» **Exercise**
Return the listing below exactly, with the pictures dropped.

» **Stored records**
----------

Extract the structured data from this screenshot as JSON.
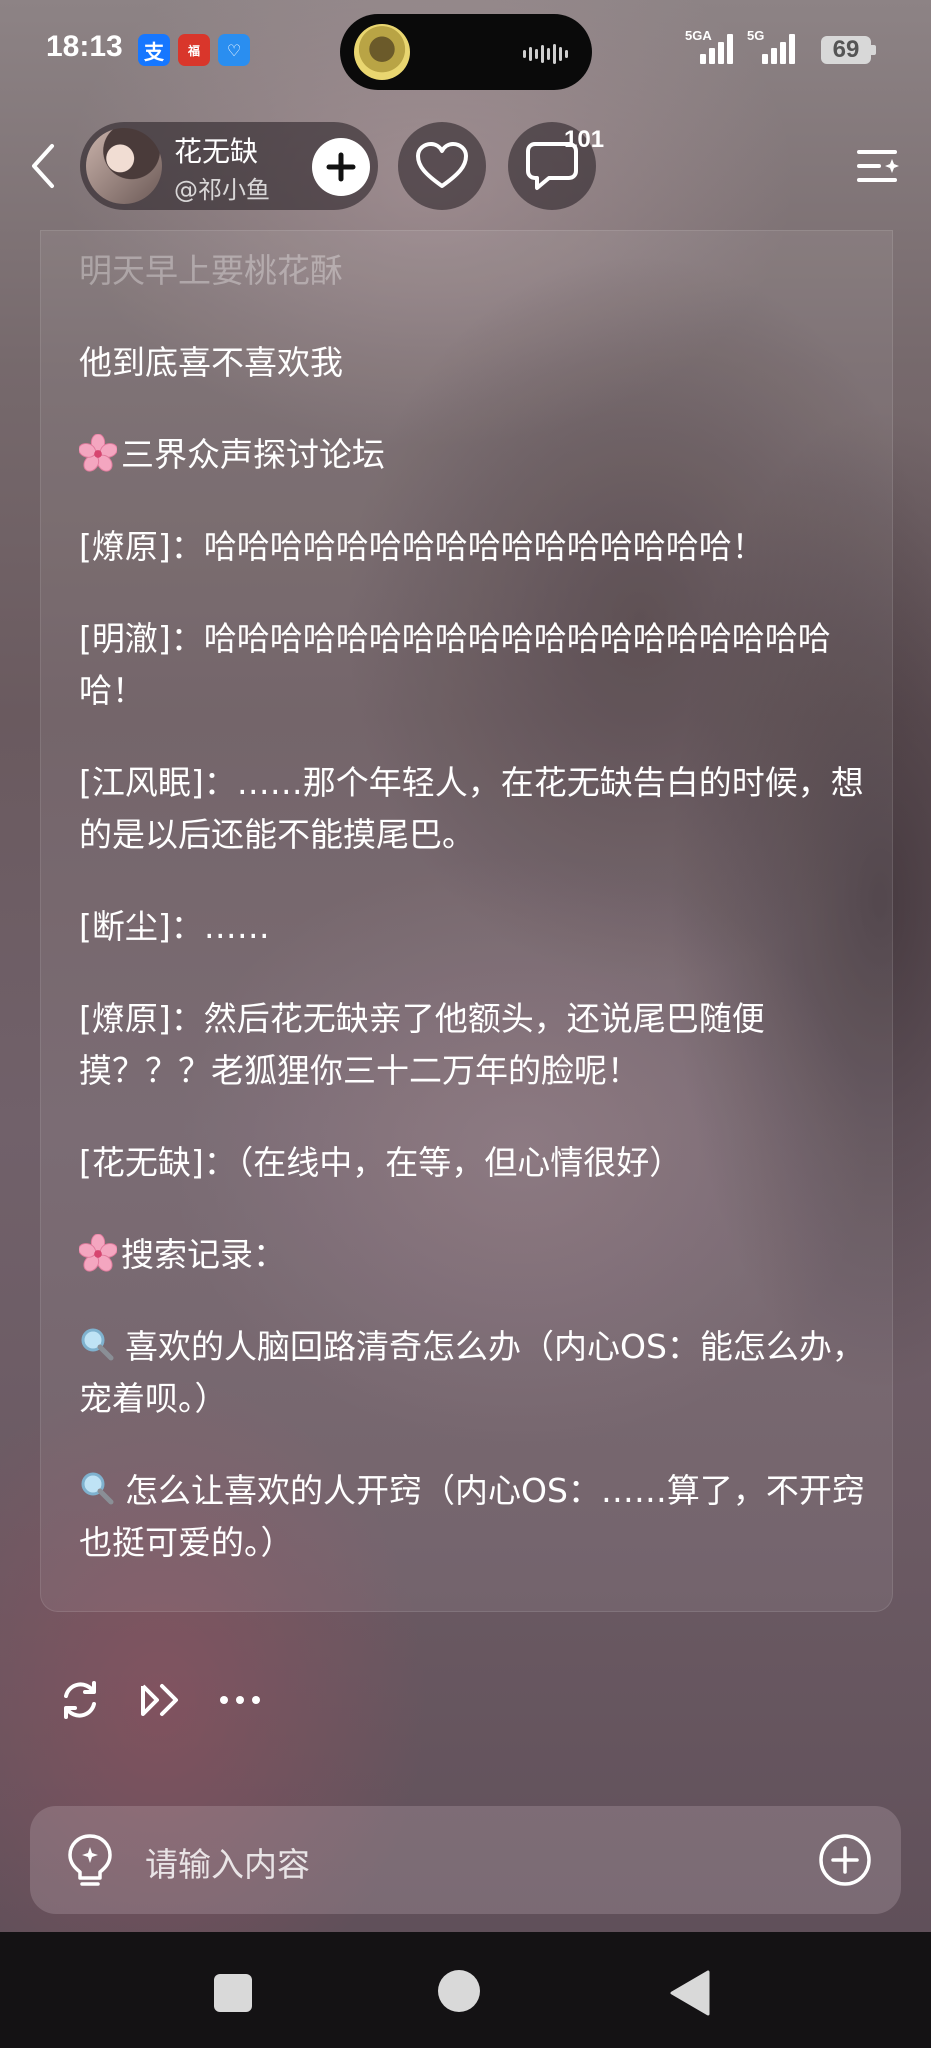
{
  "status_bar": {
    "time": "18:13",
    "app_badges": [
      {
        "name": "alipay-icon",
        "glyph": "支"
      },
      {
        "name": "red-app-icon",
        "glyph": "福"
      },
      {
        "name": "blue-app-icon",
        "glyph": "♡"
      }
    ],
    "signal_1": "5GA",
    "signal_2": "5G",
    "battery": "69"
  },
  "header": {
    "character_name": "花无缺",
    "creator_handle": "@祁小鱼",
    "comment_count": "101"
  },
  "message": {
    "paragraphs": [
      "明天早上要桃花酥",
      "他到底喜不喜欢我",
      "三界众声探讨论坛",
      "[燎原]：哈哈哈哈哈哈哈哈哈哈哈哈哈哈哈哈！",
      "[明澈]：哈哈哈哈哈哈哈哈哈哈哈哈哈哈哈哈哈哈哈哈！",
      "[江风眠]：……那个年轻人，在花无缺告白的时候，想的是以后还能不能摸尾巴。",
      "[断尘]：……",
      "[燎原]：然后花无缺亲了他额头，还说尾巴随便摸？？？老狐狸你三十二万年的脸呢！",
      "[花无缺]：（在线中，在等，但心情很好）",
      "搜索记录：",
      "喜欢的人脑回路清奇怎么办（内心OS：能怎么办，宠着呗。）",
      "怎么让喜欢的人开窍（内心OS：……算了，不开窍也挺可爱的。）"
    ]
  },
  "input": {
    "placeholder": "请输入内容"
  },
  "colors": {
    "accent_white": "#ffffff",
    "nav_bar": "#141214",
    "flower_pink": "#f4a6c0"
  }
}
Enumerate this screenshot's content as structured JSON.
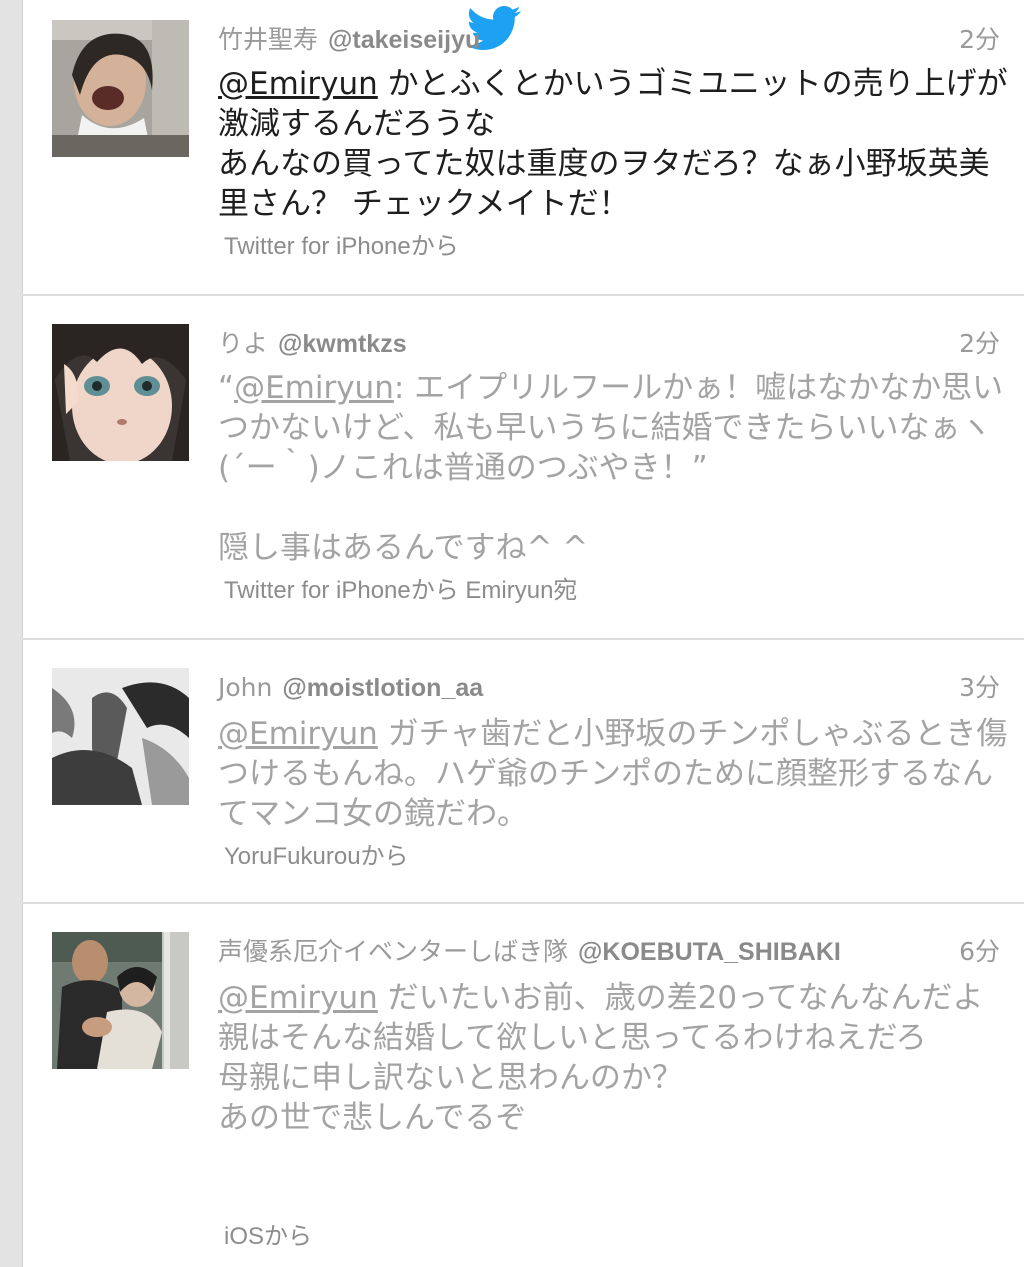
{
  "brand_color": "#1da1f2",
  "bird_icon": "twitter-bird-icon",
  "tweets": [
    {
      "name": "竹井聖寿",
      "handle": "@takeiseijyu",
      "time": "2分",
      "mention": "@Emiryun",
      "text": " かとふくとかいうゴミユニットの売り上げが激減するんだろうな\nあんなの買ってた奴は重度のヲタだろ？なぁ小野坂英美里さん？ チェックメイトだ！",
      "source": "Twitter for iPhoneから"
    },
    {
      "name": "りよ",
      "handle": "@kwmtkzs",
      "time": "2分",
      "quote_open": "“",
      "mention": "@Emiryun",
      "text": ": エイプリルフールかぁ！嘘はなかなか思いつかないけど、私も早いうちに結婚できたらいいなぁヽ(´ー｀)ノこれは普通のつぶやき！”\n\n隠し事はあるんですね^ ^",
      "source": "Twitter for iPhoneから Emiryun宛"
    },
    {
      "name": "John",
      "handle": "@moistlotion_aa",
      "time": "3分",
      "mention": "@Emiryun",
      "text": " ガチャ歯だと小野坂のチンポしゃぶるとき傷つけるもんね。ハゲ爺のチンポのために顔整形するなんてマンコ女の鏡だわ。",
      "source": "YoruFukurouから"
    },
    {
      "name": "声優系厄介イベンターしばき隊",
      "handle": "@KOEBUTA_SHIBAKI",
      "time": "6分",
      "mention": "@Emiryun",
      "text": " だいたいお前、歳の差20ってなんなんだよ\n親はそんな結婚して欲しいと思ってるわけねえだろ\n母親に申し訳ないと思わんのか？\nあの世で悲しんでるぞ",
      "source": "iOSから"
    }
  ]
}
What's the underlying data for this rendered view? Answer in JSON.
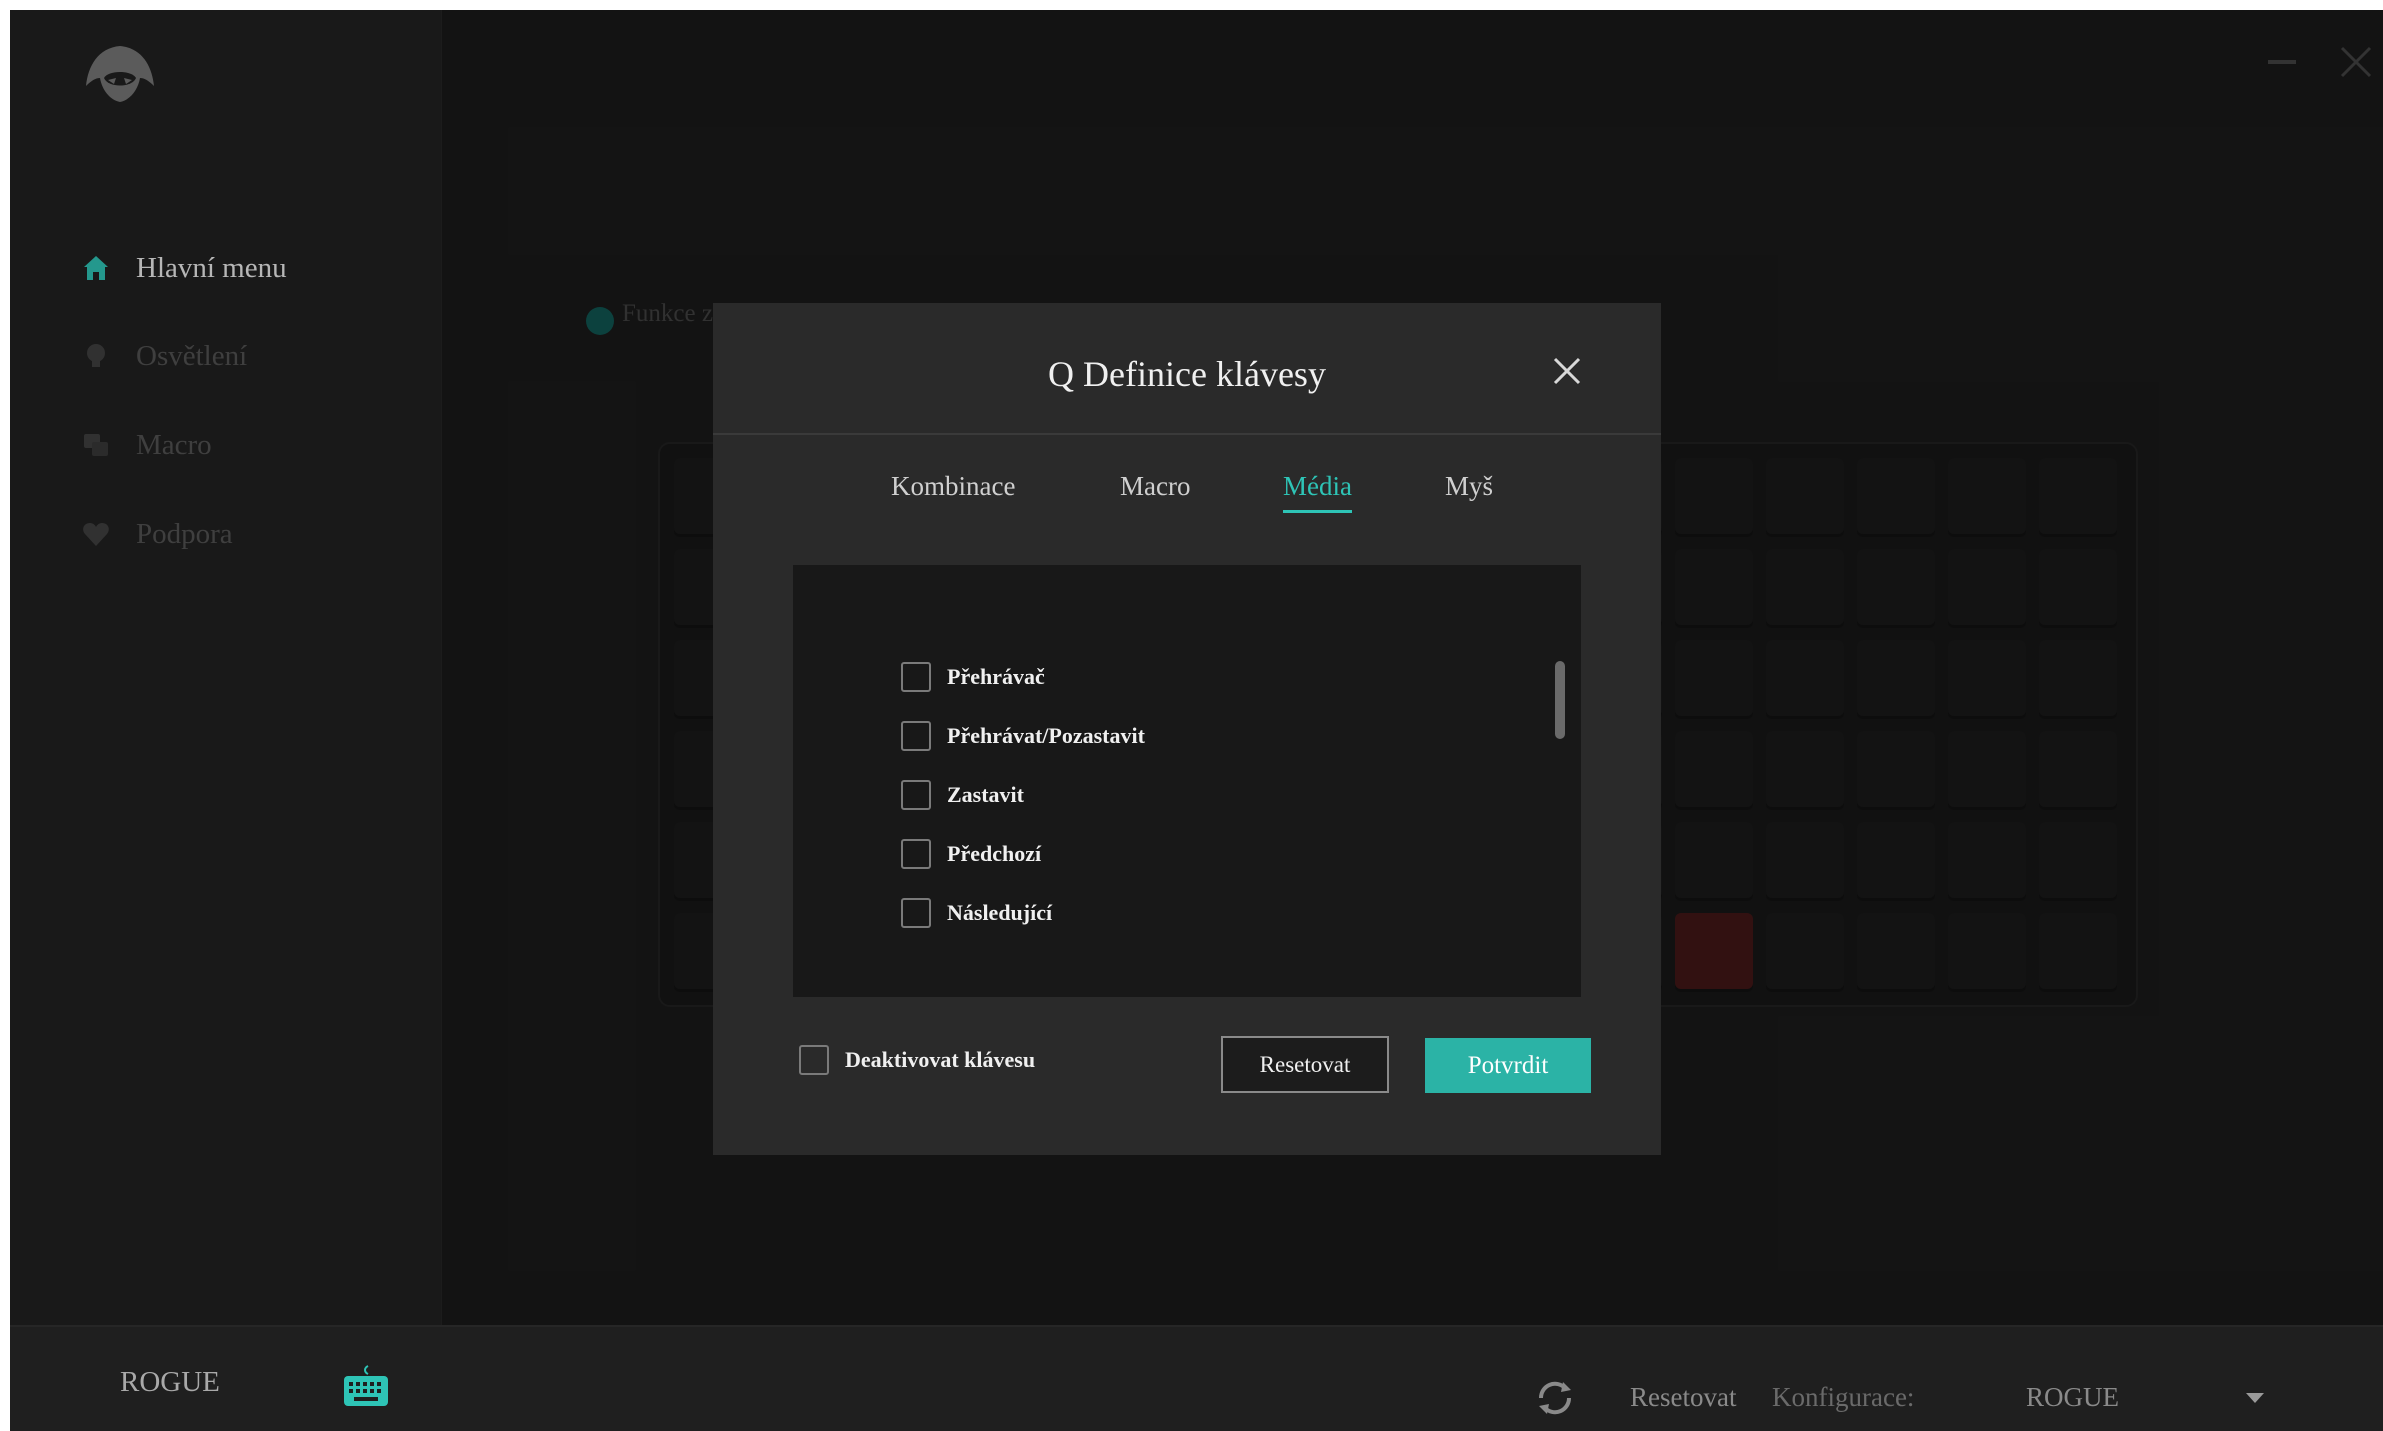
{
  "sidebar": {
    "logo_icon": "hooded-rogue-logo-icon",
    "items": [
      {
        "label": "Hlavní menu",
        "icon": "home-icon",
        "active": true
      },
      {
        "label": "Osvětlení",
        "icon": "bulb-icon",
        "active": false
      },
      {
        "label": "Macro",
        "icon": "macro-icon",
        "active": false
      },
      {
        "label": "Podpora",
        "icon": "heart-icon",
        "active": false
      }
    ]
  },
  "background": {
    "function_label": "Funkce z"
  },
  "modal": {
    "title": "Q Definice klávesy",
    "tabs": [
      {
        "label": "Kombinace",
        "active": false
      },
      {
        "label": "Macro",
        "active": false
      },
      {
        "label": "Média",
        "active": true
      },
      {
        "label": "Myš",
        "active": false
      }
    ],
    "media_options": [
      {
        "label": "Přehrávač",
        "checked": false
      },
      {
        "label": "Přehrávat/Pozastavit",
        "checked": false
      },
      {
        "label": "Zastavit",
        "checked": false
      },
      {
        "label": "Předchozí",
        "checked": false
      },
      {
        "label": "Následující",
        "checked": false
      }
    ],
    "deactivate_label": "Deaktivovat klávesu",
    "reset_label": "Resetovat",
    "confirm_label": "Potvrdit"
  },
  "footer": {
    "device_name": "ROGUE",
    "device_icon": "keyboard-icon",
    "refresh_icon": "refresh-icon",
    "reset_label": "Resetovat",
    "config_label": "Konfigurace:",
    "profile_value": "ROGUE"
  },
  "colors": {
    "accent": "#2bb3a6",
    "background": "#1b1b1b",
    "modal": "#2a2a2a"
  }
}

----------

» **Answer to this task**
Extract the structured data from this screenshot as JSON.
{
  "status_bar": {
    "time": "18:13",
    "app_badges": [
      {
        "name": "alipay-icon",
        "glyph": "支"
      },
      {
        "name": "red-app-icon",
        "glyph": "福"
      },
      {
        "name": "blue-app-icon",
        "glyph": "♡"
      }
    ],
    "signal_1": "5GA",
    "signal_2": "5G",
    "battery": "69"
  },
  "header": {
    "character_name": "花无缺",
    "creator_handle": "@祁小鱼",
    "comment_count": "101"
  },
  "message": {
    "paragraphs": [
      "明天早上要桃花酥",
      "他到底喜不喜欢我",
      "三界众声探讨论坛",
      "[燎原]：哈哈哈哈哈哈哈哈哈哈哈哈哈哈哈哈！",
      "[明澈]：哈哈哈哈哈哈哈哈哈哈哈哈哈哈哈哈哈哈哈哈！",
      "[江风眠]：……那个年轻人，在花无缺告白的时候，想的是以后还能不能摸尾巴。",
      "[断尘]：……",
      "[燎原]：然后花无缺亲了他额头，还说尾巴随便摸？？？老狐狸你三十二万年的脸呢！",
      "[花无缺]：（在线中，在等，但心情很好）",
      "搜索记录：",
      "喜欢的人脑回路清奇怎么办（内心OS：能怎么办，宠着呗。）",
      "怎么让喜欢的人开窍（内心OS：……算了，不开窍也挺可爱的。）"
    ]
  },
  "input": {
    "placeholder": "请输入内容"
  },
  "colors": {
    "accent_white": "#ffffff",
    "nav_bar": "#141214",
    "flower_pink": "#f4a6c0"
  }
}
Enumerate this screenshot's content as structured JSON.
{
  "brand_color": "#1da1f2",
  "bird_icon": "twitter-bird-icon",
  "tweets": [
    {
      "name": "竹井聖寿",
      "handle": "@takeiseijyu",
      "time": "2分",
      "mention": "@Emiryun",
      "text": " かとふくとかいうゴミユニットの売り上げが激減するんだろうな\nあんなの買ってた奴は重度のヲタだろ？なぁ小野坂英美里さん？ チェックメイトだ！",
      "source": "Twitter for iPhoneから"
    },
    {
      "name": "りよ",
      "handle": "@kwmtkzs",
      "time": "2分",
      "quote_open": "“",
      "mention": "@Emiryun",
      "text": ": エイプリルフールかぁ！嘘はなかなか思いつかないけど、私も早いうちに結婚できたらいいなぁヽ(´ー｀)ノこれは普通のつぶやき！”\n\n隠し事はあるんですね^ ^",
      "source": "Twitter for iPhoneから Emiryun宛"
    },
    {
      "name": "John",
      "handle": "@moistlotion_aa",
      "time": "3分",
      "mention": "@Emiryun",
      "text": " ガチャ歯だと小野坂のチンポしゃぶるとき傷つけるもんね。ハゲ爺のチンポのために顔整形するなんてマンコ女の鏡だわ。",
      "source": "YoruFukurouから"
    },
    {
      "name": "声優系厄介イベンターしばき隊",
      "handle": "@KOEBUTA_SHIBAKI",
      "time": "6分",
      "mention": "@Emiryun",
      "text": " だいたいお前、歳の差20ってなんなんだよ\n親はそんな結婚して欲しいと思ってるわけねえだろ\n母親に申し訳ないと思わんのか？\nあの世で悲しんでるぞ",
      "source": "iOSから"
    }
  ]
}
What's the underlying data for this rendered view? Answer in JSON.
{
  "sidebar": {
    "logo_icon": "hooded-rogue-logo-icon",
    "items": [
      {
        "label": "Hlavní menu",
        "icon": "home-icon",
        "active": true
      },
      {
        "label": "Osvětlení",
        "icon": "bulb-icon",
        "active": false
      },
      {
        "label": "Macro",
        "icon": "macro-icon",
        "active": false
      },
      {
        "label": "Podpora",
        "icon": "heart-icon",
        "active": false
      }
    ]
  },
  "background": {
    "function_label": "Funkce z"
  },
  "modal": {
    "title": "Q Definice klávesy",
    "tabs": [
      {
        "label": "Kombinace",
        "active": false
      },
      {
        "label": "Macro",
        "active": false
      },
      {
        "label": "Média",
        "active": true
      },
      {
        "label": "Myš",
        "active": false
      }
    ],
    "media_options": [
      {
        "label": "Přehrávač",
        "checked": false
      },
      {
        "label": "Přehrávat/Pozastavit",
        "checked": false
      },
      {
        "label": "Zastavit",
        "checked": false
      },
      {
        "label": "Předchozí",
        "checked": false
      },
      {
        "label": "Následující",
        "checked": false
      }
    ],
    "deactivate_label": "Deaktivovat klávesu",
    "reset_label": "Resetovat",
    "confirm_label": "Potvrdit"
  },
  "footer": {
    "device_name": "ROGUE",
    "device_icon": "keyboard-icon",
    "refresh_icon": "refresh-icon",
    "reset_label": "Resetovat",
    "config_label": "Konfigurace:",
    "profile_value": "ROGUE"
  },
  "colors": {
    "accent": "#2bb3a6",
    "background": "#1b1b1b",
    "modal": "#2a2a2a"
  }
}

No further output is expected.